--- Extrait de page ---

Le sida enfin à l'étude - L'Infirmière Magazine n° 177 du 01/12/2002 | Espace Infirmier
 

L'Infirmière Magazine n° 177 du 01/12/2002

 

GUYANE

Actualités

Le sida fait des ravages en Guyane, département le plus touché de France. Conduites à risque, prévention insuffisante expliquent notamment ce triste phénomène. La conférence régionale de santé du 10 décembre est légitimement attendue...

Le 10 décembre prochain, la direction de la santé et du développement solidaire guyanaise organise une conférence régionale de santé sur le VIH. Il était temps ! Le département est le plus touché de France, avec près de quatre fois plus de malades qu'en Île-de-France. Une performance tragique, conséquence de multiples facteurs.

Lourd tabou.

Une sexualité différente d'une part, comme le revèlent les enquêtes comportementales. « On constate ici davantage de conduites à risques : recours aux prostituées, multipartenariat, pénétration anale... », observe Milko Sobieski, épidémiologiste au centre hospitalier de Cayenne. Mais surtout un dispositif de prévention très insuffisant. Le département est très étendu, avec une densité de population inférieure à deux habitants par kilomètre carré. Dans ces conditions, et avec le manque d'infrastructures de communication, difficile d'accéder aux trois CDAG (Centres de dépistage anonyme et gratuit) installés dans les villes du littoral. Les personnels de santé et médecins font aussi cruellement défaut, malgré la création de postes, pour une population en pleine explosion démographique (3,5 enfants par femme en âge de procréer).

--- Données étudiées ---

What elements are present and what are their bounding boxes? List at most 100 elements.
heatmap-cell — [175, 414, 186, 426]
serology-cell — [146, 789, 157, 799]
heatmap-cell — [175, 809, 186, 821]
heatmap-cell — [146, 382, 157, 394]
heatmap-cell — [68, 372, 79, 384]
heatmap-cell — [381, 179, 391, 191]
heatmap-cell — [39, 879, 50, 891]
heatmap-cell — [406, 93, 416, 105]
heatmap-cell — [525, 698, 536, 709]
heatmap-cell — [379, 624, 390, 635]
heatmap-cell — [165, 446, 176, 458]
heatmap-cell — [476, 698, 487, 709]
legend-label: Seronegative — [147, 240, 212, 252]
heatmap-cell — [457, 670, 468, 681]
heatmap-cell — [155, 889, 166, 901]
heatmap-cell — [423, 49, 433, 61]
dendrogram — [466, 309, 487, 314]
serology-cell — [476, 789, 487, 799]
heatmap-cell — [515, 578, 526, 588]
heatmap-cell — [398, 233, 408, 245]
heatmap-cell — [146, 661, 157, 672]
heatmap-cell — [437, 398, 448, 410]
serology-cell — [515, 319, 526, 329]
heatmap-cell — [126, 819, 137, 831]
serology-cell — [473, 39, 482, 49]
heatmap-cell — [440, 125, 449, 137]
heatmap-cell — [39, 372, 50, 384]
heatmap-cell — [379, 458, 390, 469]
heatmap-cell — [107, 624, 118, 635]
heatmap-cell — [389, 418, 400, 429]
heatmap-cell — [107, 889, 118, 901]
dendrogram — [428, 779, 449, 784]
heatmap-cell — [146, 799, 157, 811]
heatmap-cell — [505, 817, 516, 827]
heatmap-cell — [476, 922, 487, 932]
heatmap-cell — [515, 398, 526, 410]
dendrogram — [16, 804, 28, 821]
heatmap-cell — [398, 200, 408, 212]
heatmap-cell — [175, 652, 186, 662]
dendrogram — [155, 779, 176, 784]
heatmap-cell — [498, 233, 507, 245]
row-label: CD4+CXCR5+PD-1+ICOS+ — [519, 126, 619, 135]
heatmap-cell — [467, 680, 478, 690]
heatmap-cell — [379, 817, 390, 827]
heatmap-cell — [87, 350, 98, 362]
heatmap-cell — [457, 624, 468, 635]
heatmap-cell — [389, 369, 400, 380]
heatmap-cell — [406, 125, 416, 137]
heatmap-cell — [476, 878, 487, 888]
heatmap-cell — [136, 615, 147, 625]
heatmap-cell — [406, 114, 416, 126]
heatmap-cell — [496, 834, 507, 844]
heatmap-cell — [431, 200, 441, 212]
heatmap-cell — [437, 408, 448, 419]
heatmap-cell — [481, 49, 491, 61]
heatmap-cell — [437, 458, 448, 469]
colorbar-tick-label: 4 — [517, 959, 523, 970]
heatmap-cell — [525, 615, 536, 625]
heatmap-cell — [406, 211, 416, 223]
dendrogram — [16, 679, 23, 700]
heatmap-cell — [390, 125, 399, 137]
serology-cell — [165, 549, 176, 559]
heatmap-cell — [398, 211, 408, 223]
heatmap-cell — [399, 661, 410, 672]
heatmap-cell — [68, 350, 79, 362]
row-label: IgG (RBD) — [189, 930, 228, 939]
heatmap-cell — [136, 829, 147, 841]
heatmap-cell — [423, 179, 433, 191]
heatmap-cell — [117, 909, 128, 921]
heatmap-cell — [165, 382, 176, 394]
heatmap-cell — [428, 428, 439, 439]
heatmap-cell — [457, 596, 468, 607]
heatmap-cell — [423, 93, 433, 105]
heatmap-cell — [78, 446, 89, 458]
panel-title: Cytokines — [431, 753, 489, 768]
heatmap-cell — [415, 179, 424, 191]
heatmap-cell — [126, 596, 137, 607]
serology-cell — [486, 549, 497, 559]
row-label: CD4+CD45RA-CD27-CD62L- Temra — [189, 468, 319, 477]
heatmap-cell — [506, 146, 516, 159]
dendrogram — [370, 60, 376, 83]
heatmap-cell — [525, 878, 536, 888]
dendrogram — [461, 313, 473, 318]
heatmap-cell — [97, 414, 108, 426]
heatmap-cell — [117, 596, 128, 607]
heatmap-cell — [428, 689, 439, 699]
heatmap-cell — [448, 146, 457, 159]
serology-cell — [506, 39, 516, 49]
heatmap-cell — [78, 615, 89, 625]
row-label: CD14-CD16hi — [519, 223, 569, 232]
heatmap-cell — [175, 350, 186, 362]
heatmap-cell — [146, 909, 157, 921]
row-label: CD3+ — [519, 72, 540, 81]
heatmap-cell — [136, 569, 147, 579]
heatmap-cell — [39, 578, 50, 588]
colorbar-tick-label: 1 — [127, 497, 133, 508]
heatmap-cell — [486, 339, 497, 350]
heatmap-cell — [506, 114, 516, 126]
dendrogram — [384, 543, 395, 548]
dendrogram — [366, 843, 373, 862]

---

§ **Travail demandé**
D'après l'article sur le sida en Guyane, combien de centres de dépistage anonyme et gratuit sont installés dans les villes du littoral ?

§ **Votre réponse**
Trois.